Task to complete: Copy out each line of the material below that holds the string "образованиям".

Supplied entries:

┄┄┄┄┄┄┄┄┄┄

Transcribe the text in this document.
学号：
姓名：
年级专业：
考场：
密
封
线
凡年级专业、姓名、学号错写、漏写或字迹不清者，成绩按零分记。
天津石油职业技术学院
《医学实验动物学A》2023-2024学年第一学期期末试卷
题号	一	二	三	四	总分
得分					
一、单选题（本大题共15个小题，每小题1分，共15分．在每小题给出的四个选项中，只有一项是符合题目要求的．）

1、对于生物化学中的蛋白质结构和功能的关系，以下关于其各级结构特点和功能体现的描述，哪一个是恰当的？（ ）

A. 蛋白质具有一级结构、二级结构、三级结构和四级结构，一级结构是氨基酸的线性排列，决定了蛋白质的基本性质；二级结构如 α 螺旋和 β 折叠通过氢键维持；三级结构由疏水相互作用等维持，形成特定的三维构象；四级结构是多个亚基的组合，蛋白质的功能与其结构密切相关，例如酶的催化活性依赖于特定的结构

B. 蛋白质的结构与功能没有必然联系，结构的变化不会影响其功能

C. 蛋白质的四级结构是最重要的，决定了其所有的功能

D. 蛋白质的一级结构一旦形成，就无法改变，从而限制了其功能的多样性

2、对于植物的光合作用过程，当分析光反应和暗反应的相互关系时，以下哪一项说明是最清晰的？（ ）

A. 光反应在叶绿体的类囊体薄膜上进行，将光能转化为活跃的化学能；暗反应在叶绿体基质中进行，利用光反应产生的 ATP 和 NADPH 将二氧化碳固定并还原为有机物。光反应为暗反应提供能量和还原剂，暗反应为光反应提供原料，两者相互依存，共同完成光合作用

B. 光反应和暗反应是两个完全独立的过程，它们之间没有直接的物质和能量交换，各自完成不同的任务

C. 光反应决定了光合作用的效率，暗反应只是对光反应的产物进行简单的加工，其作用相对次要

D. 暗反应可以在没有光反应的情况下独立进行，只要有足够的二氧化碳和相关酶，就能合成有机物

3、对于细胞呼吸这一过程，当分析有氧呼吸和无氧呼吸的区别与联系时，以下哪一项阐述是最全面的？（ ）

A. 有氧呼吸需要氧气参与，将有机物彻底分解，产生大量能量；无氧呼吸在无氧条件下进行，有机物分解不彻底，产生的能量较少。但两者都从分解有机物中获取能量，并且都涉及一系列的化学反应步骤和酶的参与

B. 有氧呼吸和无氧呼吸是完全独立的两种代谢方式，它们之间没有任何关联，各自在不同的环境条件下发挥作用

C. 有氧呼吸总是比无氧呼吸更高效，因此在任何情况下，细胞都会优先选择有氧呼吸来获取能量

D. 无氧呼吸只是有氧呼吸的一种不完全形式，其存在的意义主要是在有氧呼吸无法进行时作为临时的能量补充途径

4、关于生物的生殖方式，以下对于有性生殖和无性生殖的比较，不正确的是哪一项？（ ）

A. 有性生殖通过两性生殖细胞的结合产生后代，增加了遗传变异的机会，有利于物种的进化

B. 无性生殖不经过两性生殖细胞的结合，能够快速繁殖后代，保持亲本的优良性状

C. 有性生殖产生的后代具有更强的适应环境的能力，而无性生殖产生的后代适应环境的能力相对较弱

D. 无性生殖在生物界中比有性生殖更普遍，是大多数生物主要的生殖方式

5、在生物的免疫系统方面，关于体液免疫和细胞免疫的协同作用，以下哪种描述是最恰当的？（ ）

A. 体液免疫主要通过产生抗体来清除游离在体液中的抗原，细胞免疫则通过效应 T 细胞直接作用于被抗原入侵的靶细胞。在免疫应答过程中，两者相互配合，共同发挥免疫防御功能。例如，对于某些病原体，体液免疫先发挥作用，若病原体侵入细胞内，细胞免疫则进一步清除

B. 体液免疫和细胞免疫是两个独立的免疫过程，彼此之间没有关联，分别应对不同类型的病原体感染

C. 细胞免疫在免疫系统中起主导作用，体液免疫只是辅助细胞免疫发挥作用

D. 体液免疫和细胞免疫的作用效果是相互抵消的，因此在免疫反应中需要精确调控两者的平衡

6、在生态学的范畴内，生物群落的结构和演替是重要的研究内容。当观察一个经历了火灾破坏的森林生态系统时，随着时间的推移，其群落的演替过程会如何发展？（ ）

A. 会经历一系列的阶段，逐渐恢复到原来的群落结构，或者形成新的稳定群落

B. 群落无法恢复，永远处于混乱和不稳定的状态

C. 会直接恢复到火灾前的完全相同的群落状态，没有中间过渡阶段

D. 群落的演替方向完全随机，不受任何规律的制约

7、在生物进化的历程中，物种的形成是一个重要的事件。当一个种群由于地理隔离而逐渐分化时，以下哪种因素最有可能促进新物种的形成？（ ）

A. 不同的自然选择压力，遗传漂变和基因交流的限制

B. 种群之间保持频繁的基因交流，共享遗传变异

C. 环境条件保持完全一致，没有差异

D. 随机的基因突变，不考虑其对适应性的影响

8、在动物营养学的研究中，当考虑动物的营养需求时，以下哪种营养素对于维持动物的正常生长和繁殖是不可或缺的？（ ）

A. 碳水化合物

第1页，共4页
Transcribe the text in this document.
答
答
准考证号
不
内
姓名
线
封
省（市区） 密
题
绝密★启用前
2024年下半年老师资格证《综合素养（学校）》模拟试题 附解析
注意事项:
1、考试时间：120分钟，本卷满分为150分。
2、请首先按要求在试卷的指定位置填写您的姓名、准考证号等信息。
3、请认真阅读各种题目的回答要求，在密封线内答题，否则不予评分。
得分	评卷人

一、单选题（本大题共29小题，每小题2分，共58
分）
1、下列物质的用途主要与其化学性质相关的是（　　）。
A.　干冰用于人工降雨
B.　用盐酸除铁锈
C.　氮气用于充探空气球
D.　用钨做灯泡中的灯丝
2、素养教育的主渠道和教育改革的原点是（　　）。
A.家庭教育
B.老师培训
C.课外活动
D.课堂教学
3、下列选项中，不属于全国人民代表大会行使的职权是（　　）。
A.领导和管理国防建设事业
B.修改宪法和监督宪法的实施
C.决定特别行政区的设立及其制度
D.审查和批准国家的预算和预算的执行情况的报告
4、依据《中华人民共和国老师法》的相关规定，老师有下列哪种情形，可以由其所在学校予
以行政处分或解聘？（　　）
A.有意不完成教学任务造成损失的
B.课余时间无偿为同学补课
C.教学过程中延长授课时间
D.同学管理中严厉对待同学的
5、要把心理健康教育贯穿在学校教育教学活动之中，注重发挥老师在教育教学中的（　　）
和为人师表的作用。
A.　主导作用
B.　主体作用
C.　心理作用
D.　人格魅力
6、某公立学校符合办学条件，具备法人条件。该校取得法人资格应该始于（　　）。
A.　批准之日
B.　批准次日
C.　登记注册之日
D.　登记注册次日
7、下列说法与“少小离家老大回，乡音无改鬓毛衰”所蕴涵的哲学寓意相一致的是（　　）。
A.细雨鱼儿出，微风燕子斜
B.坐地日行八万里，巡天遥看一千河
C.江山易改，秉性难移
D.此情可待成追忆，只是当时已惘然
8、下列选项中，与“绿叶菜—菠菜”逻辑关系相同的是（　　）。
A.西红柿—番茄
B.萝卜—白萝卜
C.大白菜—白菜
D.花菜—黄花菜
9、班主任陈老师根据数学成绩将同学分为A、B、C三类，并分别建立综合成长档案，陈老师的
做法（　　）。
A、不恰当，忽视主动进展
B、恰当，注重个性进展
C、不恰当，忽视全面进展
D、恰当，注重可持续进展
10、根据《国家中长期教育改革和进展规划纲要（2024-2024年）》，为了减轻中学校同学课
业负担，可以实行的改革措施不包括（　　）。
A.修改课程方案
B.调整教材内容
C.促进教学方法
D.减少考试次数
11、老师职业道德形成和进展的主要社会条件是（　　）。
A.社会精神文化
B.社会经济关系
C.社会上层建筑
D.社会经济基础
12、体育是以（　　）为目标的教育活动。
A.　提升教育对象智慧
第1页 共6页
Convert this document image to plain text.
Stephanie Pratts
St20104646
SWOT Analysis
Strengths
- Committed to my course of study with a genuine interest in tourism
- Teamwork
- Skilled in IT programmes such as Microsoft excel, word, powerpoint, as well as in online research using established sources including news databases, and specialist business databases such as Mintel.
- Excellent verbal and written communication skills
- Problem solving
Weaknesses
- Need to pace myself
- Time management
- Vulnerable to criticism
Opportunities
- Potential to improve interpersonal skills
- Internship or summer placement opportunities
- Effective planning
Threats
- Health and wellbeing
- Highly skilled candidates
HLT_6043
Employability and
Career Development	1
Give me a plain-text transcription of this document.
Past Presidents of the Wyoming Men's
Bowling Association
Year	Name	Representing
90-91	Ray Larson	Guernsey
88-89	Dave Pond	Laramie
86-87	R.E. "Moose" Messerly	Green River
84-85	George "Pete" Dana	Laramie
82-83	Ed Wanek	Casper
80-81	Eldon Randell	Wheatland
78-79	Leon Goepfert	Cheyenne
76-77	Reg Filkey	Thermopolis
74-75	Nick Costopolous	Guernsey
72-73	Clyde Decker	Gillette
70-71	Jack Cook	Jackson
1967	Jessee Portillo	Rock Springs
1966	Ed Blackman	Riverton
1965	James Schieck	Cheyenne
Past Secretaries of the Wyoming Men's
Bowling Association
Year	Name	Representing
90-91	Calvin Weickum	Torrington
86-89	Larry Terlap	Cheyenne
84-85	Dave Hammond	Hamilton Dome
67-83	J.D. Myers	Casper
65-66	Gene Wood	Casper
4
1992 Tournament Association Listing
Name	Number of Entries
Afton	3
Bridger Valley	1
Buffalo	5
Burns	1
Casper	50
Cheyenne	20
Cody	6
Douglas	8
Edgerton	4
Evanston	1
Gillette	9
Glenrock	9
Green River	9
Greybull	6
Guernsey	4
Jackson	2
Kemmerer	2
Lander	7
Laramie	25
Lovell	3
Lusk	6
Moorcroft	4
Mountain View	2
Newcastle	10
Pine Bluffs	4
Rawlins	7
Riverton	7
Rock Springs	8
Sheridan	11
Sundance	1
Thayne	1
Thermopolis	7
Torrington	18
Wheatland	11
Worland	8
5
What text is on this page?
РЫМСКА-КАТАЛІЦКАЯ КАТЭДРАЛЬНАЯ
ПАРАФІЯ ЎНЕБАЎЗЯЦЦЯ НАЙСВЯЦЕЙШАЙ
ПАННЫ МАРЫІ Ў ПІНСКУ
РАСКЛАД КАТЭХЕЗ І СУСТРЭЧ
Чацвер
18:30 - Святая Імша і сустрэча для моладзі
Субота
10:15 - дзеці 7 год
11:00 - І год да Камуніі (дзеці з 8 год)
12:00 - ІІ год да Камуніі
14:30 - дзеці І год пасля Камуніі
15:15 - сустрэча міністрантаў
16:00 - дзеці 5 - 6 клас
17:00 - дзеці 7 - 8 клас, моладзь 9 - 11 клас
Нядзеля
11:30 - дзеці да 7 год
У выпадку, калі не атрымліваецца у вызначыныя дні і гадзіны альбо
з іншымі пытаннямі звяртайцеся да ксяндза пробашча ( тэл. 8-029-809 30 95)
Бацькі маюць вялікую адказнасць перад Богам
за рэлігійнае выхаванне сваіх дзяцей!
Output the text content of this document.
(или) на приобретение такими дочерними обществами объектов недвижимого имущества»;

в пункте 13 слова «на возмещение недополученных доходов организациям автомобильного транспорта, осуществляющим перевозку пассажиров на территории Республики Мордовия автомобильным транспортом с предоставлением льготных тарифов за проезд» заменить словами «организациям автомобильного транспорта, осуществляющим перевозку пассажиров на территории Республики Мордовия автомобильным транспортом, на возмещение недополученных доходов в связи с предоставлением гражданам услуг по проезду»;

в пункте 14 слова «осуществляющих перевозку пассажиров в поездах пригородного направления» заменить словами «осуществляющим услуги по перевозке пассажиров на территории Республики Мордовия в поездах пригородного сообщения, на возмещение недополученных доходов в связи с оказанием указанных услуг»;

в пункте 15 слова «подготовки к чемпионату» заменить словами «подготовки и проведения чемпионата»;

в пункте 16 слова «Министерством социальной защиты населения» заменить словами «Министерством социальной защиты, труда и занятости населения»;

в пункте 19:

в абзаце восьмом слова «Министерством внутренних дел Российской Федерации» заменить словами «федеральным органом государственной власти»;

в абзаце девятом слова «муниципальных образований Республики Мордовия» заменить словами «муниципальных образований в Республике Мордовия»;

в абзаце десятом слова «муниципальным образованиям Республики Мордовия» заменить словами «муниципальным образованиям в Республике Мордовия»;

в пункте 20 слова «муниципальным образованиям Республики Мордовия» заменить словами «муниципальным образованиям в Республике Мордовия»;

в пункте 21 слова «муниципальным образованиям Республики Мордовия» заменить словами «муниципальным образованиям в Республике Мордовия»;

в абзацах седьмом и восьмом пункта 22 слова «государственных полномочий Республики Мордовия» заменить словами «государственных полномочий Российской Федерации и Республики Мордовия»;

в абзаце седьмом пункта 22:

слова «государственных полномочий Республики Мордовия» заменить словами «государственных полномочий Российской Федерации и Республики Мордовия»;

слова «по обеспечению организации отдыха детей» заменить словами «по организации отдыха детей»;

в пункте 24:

┄┄┄┄┄┄┄┄┄┄

Task output:
в абзаце десятом слова «муниципальным образованиям Республики Мордовия» заменить словами «муниципальным образованиям в Республике Мордовия»;
в пункте 20 слова «муниципальным образованиям Республики Мордовия» заменить словами «муниципальным образованиям в Республике Мордовия»;
в пункте 21 слова «муниципальным образованиям Республики Мордовия» заменить словами «муниципальным образованиям в Республике Мордовия»;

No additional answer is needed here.